To do: Keep only the lines of the listing that include the word "subtitle", and copy them.

Stored entries
***

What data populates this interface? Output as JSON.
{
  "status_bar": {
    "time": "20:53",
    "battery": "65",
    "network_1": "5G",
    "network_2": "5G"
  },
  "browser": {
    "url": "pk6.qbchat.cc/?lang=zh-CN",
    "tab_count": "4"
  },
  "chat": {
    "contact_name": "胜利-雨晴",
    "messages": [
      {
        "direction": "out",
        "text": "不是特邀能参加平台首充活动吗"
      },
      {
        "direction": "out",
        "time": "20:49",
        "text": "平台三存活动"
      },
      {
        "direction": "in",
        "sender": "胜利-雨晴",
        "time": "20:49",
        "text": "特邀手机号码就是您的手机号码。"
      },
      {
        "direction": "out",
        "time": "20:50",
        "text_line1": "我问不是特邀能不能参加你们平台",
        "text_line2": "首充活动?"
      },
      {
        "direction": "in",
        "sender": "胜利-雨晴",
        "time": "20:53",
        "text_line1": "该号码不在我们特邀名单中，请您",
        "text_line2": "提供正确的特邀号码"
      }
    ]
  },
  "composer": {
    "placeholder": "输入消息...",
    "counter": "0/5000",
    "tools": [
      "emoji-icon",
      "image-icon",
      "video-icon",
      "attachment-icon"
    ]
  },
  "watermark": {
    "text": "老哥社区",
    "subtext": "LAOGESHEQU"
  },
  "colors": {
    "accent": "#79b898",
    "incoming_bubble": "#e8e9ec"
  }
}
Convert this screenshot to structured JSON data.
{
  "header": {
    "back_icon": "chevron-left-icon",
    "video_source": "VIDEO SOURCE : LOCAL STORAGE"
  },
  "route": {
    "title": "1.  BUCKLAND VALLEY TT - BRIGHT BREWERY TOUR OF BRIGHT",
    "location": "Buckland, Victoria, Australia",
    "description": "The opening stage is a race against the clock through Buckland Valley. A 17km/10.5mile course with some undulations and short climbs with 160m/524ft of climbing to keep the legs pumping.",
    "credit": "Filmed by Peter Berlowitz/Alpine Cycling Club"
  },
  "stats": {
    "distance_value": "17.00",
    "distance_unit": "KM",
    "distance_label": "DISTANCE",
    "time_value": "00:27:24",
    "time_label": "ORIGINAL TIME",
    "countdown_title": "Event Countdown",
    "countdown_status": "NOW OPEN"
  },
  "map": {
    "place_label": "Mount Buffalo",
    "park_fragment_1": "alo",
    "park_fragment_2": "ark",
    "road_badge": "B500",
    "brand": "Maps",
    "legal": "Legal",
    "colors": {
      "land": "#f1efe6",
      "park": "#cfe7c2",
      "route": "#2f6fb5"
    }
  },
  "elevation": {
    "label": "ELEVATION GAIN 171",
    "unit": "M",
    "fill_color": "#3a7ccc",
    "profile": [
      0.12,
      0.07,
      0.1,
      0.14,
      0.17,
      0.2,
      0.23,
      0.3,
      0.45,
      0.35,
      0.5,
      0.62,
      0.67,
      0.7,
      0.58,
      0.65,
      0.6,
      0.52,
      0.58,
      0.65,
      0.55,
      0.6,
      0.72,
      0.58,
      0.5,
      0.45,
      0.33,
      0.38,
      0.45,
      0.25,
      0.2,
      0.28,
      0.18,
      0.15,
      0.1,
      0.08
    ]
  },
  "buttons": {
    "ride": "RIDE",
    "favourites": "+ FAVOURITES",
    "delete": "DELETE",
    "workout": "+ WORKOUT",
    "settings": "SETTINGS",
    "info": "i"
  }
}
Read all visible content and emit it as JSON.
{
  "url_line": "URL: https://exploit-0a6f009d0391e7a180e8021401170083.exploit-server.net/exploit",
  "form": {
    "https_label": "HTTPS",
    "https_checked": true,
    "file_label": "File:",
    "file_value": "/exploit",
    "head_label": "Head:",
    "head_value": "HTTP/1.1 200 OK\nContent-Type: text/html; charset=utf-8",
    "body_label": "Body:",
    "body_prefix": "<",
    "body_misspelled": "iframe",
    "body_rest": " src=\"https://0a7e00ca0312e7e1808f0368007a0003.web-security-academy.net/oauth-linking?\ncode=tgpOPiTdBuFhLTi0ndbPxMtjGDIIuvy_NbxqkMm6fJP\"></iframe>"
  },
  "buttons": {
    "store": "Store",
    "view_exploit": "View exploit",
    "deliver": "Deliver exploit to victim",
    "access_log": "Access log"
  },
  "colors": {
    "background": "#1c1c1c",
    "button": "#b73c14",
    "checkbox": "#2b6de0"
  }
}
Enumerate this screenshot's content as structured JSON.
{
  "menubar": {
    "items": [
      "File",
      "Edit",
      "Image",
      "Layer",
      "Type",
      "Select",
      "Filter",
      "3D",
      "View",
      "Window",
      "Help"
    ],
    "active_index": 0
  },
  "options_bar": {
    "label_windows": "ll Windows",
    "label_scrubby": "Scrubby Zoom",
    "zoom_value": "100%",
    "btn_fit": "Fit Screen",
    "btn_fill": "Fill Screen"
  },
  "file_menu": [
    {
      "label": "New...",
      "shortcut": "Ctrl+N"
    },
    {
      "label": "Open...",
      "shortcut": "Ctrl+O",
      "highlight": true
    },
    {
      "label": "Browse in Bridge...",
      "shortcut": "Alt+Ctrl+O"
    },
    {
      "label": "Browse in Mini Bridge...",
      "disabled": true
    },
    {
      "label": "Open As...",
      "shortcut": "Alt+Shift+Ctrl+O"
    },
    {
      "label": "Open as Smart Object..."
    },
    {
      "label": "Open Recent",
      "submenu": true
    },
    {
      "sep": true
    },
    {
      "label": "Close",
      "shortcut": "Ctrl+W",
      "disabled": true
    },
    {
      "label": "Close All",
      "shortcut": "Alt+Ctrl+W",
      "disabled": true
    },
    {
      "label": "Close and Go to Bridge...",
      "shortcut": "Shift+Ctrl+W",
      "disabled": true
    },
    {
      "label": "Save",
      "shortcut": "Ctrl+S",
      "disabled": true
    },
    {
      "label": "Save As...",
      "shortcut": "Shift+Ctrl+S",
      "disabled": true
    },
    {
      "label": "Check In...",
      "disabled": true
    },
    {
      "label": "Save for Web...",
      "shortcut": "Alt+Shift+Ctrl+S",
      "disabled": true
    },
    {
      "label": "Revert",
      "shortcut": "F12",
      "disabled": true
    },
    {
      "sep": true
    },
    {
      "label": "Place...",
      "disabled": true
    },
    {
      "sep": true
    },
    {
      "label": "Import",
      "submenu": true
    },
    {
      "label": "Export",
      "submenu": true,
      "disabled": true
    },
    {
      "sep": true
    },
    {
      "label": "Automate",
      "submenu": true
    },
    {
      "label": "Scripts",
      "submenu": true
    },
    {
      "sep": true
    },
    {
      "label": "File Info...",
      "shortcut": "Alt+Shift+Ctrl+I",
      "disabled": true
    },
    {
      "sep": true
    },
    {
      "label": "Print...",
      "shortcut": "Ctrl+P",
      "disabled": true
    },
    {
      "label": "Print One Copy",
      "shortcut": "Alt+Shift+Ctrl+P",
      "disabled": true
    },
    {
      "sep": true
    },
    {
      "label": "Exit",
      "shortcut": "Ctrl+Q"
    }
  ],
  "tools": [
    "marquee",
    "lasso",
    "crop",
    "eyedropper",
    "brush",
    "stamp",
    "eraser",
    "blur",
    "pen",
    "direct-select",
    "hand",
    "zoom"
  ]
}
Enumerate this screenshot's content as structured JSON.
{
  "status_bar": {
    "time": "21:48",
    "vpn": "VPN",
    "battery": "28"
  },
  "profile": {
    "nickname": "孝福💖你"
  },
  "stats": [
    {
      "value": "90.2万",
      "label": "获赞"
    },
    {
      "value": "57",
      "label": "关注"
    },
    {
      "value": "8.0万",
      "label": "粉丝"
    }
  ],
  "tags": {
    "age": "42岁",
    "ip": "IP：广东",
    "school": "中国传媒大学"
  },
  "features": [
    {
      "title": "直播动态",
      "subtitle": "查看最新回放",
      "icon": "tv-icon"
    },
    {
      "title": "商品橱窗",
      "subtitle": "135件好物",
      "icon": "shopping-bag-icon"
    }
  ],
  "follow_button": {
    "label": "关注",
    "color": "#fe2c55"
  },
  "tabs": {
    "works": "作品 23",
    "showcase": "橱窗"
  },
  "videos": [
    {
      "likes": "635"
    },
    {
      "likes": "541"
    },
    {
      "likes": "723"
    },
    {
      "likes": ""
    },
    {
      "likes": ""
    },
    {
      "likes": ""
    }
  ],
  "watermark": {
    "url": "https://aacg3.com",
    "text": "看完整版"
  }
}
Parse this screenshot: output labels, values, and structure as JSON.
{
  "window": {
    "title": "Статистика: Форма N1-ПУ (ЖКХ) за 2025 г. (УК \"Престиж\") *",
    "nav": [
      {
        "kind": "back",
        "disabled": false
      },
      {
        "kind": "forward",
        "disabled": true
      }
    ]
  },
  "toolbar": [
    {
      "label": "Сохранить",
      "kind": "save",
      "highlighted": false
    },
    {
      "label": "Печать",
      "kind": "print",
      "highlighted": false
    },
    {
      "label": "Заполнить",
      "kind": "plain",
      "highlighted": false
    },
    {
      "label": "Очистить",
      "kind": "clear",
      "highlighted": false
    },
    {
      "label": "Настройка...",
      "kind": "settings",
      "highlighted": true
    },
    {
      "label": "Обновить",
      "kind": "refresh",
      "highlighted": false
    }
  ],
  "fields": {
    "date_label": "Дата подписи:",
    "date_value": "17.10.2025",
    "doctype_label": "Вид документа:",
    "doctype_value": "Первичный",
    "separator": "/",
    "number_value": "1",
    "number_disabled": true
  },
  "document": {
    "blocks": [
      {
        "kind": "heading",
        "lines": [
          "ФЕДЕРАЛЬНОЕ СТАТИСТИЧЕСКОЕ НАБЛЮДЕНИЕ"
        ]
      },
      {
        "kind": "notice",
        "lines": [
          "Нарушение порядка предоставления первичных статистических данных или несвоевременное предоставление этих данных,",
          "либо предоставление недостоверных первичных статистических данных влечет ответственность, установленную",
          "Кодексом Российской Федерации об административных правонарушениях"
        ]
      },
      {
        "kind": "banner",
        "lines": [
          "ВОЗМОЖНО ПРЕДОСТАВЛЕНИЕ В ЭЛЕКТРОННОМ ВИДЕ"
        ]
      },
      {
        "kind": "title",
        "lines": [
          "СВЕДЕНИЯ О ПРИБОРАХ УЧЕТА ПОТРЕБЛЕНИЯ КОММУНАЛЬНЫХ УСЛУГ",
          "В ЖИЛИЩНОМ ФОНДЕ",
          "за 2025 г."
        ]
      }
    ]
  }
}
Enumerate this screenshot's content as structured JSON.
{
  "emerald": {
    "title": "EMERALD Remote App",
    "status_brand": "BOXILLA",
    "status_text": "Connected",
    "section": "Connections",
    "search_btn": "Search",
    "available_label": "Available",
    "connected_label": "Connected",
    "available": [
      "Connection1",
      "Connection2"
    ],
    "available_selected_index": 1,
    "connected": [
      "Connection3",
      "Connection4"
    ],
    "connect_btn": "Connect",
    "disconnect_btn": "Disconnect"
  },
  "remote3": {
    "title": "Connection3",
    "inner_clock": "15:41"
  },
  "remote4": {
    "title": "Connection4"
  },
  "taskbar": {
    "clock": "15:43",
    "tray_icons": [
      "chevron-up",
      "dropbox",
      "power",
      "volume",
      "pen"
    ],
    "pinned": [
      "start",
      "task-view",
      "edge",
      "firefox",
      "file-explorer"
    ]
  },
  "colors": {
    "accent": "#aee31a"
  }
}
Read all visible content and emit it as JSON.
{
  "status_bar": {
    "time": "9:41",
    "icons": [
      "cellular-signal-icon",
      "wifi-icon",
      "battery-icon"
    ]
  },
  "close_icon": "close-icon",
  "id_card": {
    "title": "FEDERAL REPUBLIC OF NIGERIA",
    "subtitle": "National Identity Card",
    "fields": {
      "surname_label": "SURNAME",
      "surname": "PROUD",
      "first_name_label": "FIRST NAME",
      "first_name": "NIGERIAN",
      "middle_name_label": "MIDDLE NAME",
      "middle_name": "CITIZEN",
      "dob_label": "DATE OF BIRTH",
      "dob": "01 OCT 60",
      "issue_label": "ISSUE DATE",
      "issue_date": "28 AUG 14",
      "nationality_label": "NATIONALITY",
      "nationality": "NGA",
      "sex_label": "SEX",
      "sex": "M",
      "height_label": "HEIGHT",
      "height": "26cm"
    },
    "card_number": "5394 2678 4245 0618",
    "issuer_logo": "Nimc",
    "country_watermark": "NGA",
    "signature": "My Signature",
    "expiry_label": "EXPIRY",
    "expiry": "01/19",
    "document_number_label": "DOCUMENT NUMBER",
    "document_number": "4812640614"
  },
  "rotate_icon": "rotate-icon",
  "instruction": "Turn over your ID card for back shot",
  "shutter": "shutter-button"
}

***

Written solution:
      "subtitle": "查看最新回放",
      "subtitle": "135件好物",
    "subtitle": "National Identity Card",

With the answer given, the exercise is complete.